→ DATA RECORDS
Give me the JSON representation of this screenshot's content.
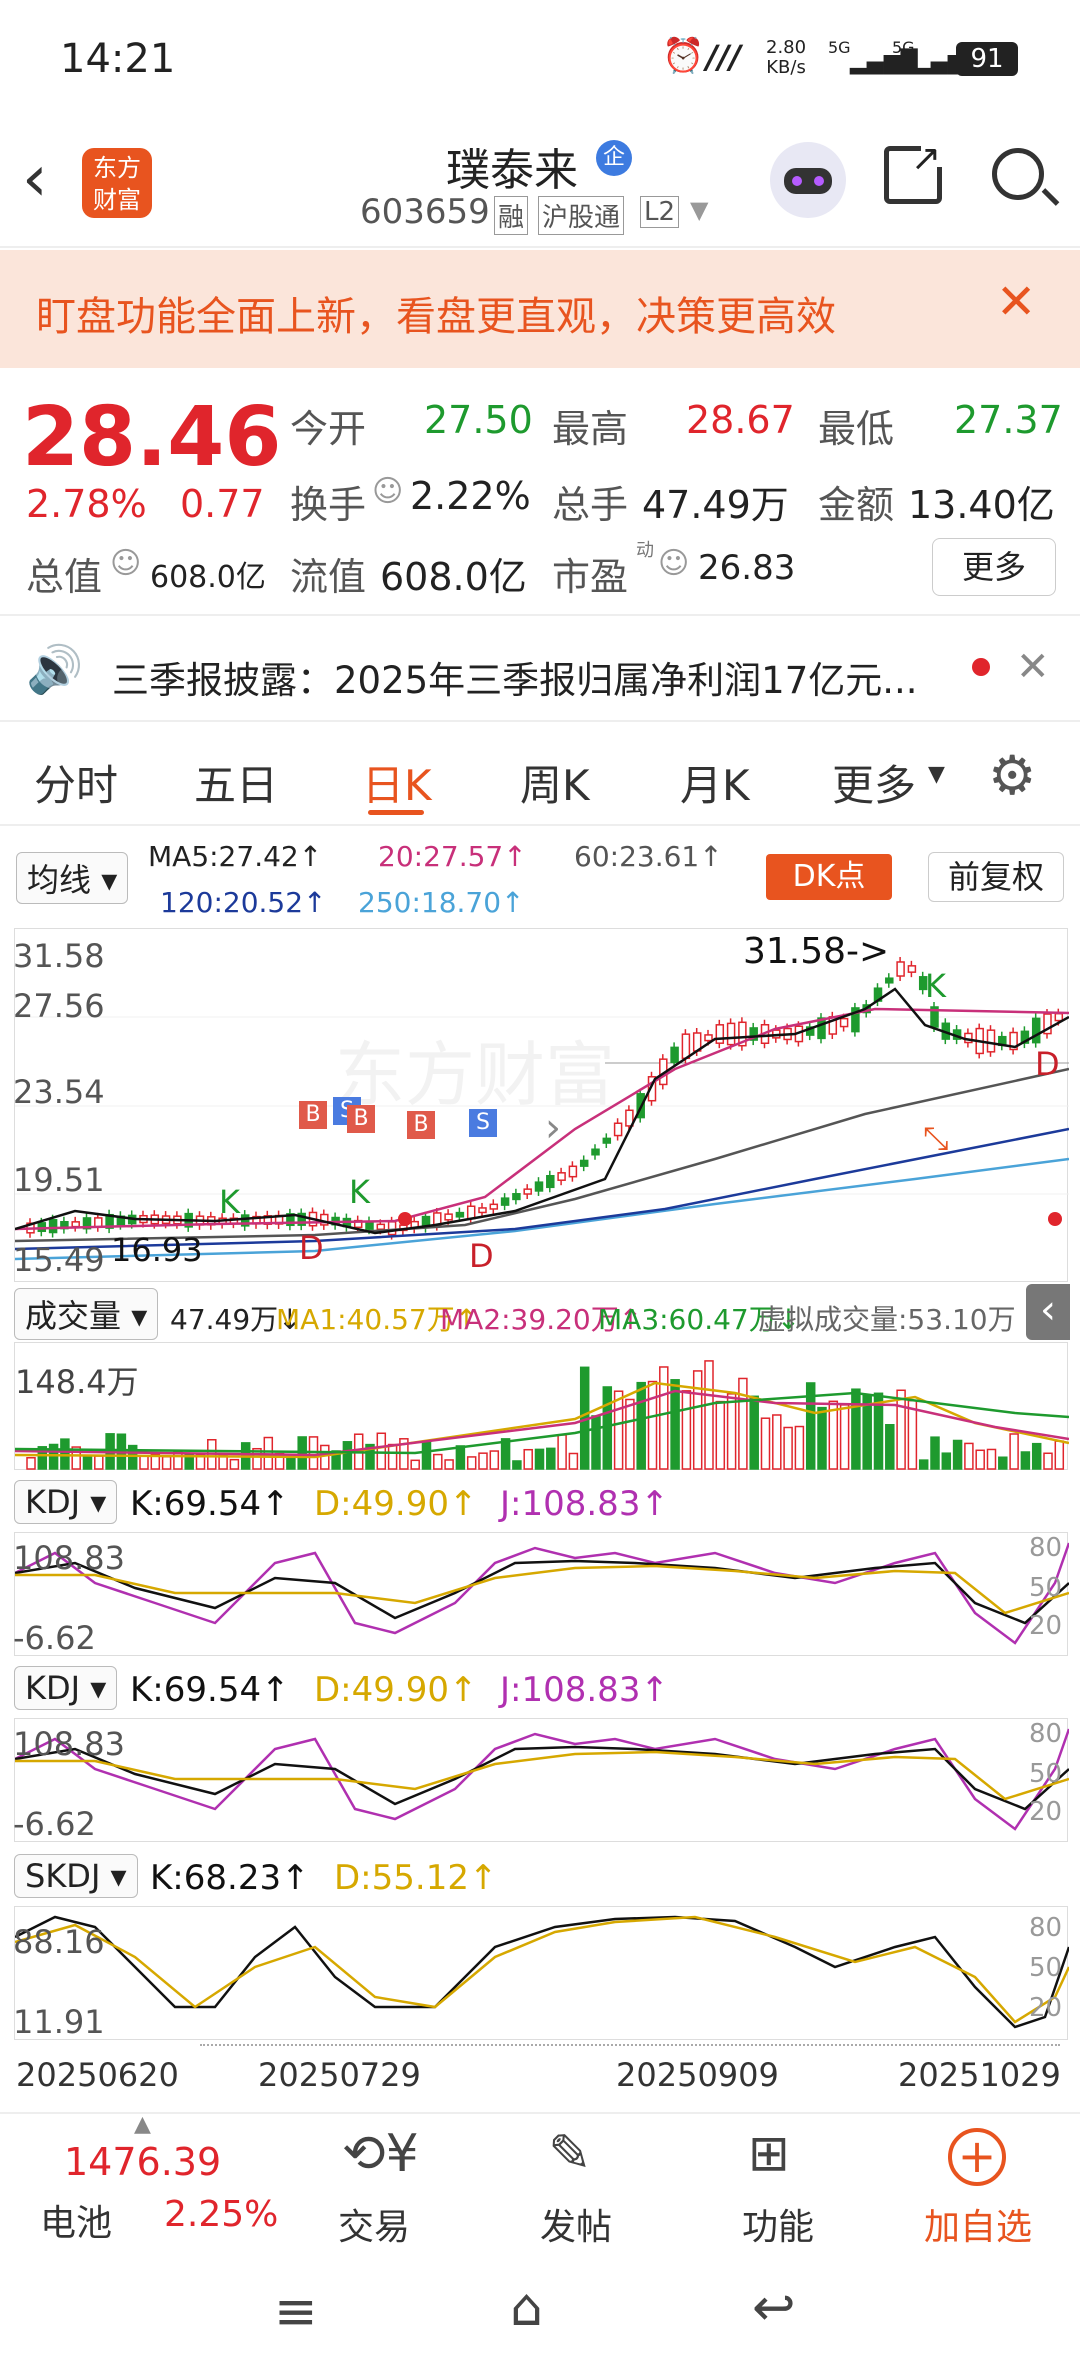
{
  "status": {
    "time": "14:21",
    "speed": "2.80",
    "speed_unit": "KB/s",
    "net1": "5G",
    "net2": "5G",
    "battery": "91"
  },
  "header": {
    "logo": "东方财富",
    "name": "璞泰来",
    "badge": "企",
    "code": "603659",
    "tags": [
      "融",
      "沪股通",
      "L2"
    ]
  },
  "banner": {
    "text": "盯盘功能全面上新，看盘更直观，决策更高效"
  },
  "quote": {
    "price": "28.46",
    "pct": "2.78%",
    "chg": "0.77",
    "open_l": "今开",
    "open": "27.50",
    "high_l": "最高",
    "high": "28.67",
    "low_l": "最低",
    "low": "27.37",
    "turn_l": "换手",
    "turn": "2.22%",
    "vol_l": "总手",
    "vol": "47.49万",
    "amt_l": "金额",
    "amt": "13.40亿",
    "cap_l": "总值",
    "cap": "608.0亿",
    "float_l": "流值",
    "float": "608.0亿",
    "pe_l": "市盈",
    "pe_sup": "动",
    "pe": "26.83",
    "more": "更多"
  },
  "news": {
    "text": "三季报披露：2025年三季报归属净利润17亿元..."
  },
  "tabs": [
    "分时",
    "五日",
    "日K",
    "周K",
    "月K",
    "更多"
  ],
  "ma": {
    "sel": "均线",
    "ma5": "MA5:27.42",
    "ma20": "20:27.57",
    "ma60": "60:23.61",
    "ma120": "120:20.52",
    "ma250": "250:18.70",
    "dk": "DK点",
    "fq": "前复权"
  },
  "kline": {
    "y": [
      "31.58",
      "27.56",
      "23.54",
      "19.51",
      "15.49"
    ],
    "hi": "31.58->",
    "lo": "16.93",
    "k": "K",
    "d": "D"
  },
  "volume": {
    "sel": "成交量",
    "v": "47.49万",
    "ma1": "MA1:40.57万",
    "ma2": "MA2:39.20万",
    "ma3": "MA3:60.47万",
    "virt": "虚拟成交量:53.10万",
    "max": "148.4万"
  },
  "kdj1": {
    "sel": "KDJ",
    "k": "K:69.54",
    "d": "D:49.90",
    "j": "J:108.83",
    "top": "108.83",
    "bot": "-6.62",
    "r": [
      "80",
      "50",
      "20"
    ]
  },
  "kdj2": {
    "sel": "KDJ",
    "k": "K:69.54",
    "d": "D:49.90",
    "j": "J:108.83",
    "top": "108.83",
    "bot": "-6.62",
    "r": [
      "80",
      "50",
      "20"
    ]
  },
  "skdj": {
    "sel": "SKDJ",
    "k": "K:68.23",
    "d": "D:55.12",
    "top": "88.16",
    "bot": "11.91",
    "r": [
      "80",
      "50",
      "20"
    ]
  },
  "dates": [
    "20250620",
    "20250729",
    "20250909",
    "20251029"
  ],
  "bottom": {
    "index": "1476.39",
    "index_name": "电池",
    "index_pct": "2.25%",
    "items": [
      "交易",
      "发帖",
      "功能",
      "加自选"
    ]
  }
}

→ THE EXERCISE
Leave out the pictures and transcribe the entries above exactly.

→ TASK RESULT
Give me the JSON representation of this screenshot's content.
{
  "status": {
    "time": "14:21",
    "speed": "2.80",
    "speed_unit": "KB/s",
    "net1": "5G",
    "net2": "5G",
    "battery": "91"
  },
  "header": {
    "logo": "东方财富",
    "name": "璞泰来",
    "badge": "企",
    "code": "603659",
    "tags": [
      "融",
      "沪股通",
      "L2"
    ]
  },
  "banner": {
    "text": "盯盘功能全面上新，看盘更直观，决策更高效"
  },
  "quote": {
    "price": "28.46",
    "pct": "2.78%",
    "chg": "0.77",
    "open_l": "今开",
    "open": "27.50",
    "high_l": "最高",
    "high": "28.67",
    "low_l": "最低",
    "low": "27.37",
    "turn_l": "换手",
    "turn": "2.22%",
    "vol_l": "总手",
    "vol": "47.49万",
    "amt_l": "金额",
    "amt": "13.40亿",
    "cap_l": "总值",
    "cap": "608.0亿",
    "float_l": "流值",
    "float": "608.0亿",
    "pe_l": "市盈",
    "pe_sup": "动",
    "pe": "26.83",
    "more": "更多"
  },
  "news": {
    "text": "三季报披露：2025年三季报归属净利润17亿元..."
  },
  "tabs": [
    "分时",
    "五日",
    "日K",
    "周K",
    "月K",
    "更多"
  ],
  "ma": {
    "sel": "均线",
    "ma5": "MA5:27.42",
    "ma20": "20:27.57",
    "ma60": "60:23.61",
    "ma120": "120:20.52",
    "ma250": "250:18.70",
    "dk": "DK点",
    "fq": "前复权"
  },
  "kline": {
    "y": [
      "31.58",
      "27.56",
      "23.54",
      "19.51",
      "15.49"
    ],
    "hi": "31.58->",
    "lo": "16.93",
    "k": "K",
    "d": "D"
  },
  "volume": {
    "sel": "成交量",
    "v": "47.49万",
    "ma1": "MA1:40.57万",
    "ma2": "MA2:39.20万",
    "ma3": "MA3:60.47万",
    "virt": "虚拟成交量:53.10万",
    "max": "148.4万"
  },
  "kdj1": {
    "sel": "KDJ",
    "k": "K:69.54",
    "d": "D:49.90",
    "j": "J:108.83",
    "top": "108.83",
    "bot": "-6.62",
    "r": [
      "80",
      "50",
      "20"
    ]
  },
  "kdj2": {
    "sel": "KDJ",
    "k": "K:69.54",
    "d": "D:49.90",
    "j": "J:108.83",
    "top": "108.83",
    "bot": "-6.62",
    "r": [
      "80",
      "50",
      "20"
    ]
  },
  "skdj": {
    "sel": "SKDJ",
    "k": "K:68.23",
    "d": "D:55.12",
    "top": "88.16",
    "bot": "11.91",
    "r": [
      "80",
      "50",
      "20"
    ]
  },
  "dates": [
    "20250620",
    "20250729",
    "20250909",
    "20251029"
  ],
  "bottom": {
    "index": "1476.39",
    "index_name": "电池",
    "index_pct": "2.25%",
    "items": [
      "交易",
      "发帖",
      "功能",
      "加自选"
    ]
  }
}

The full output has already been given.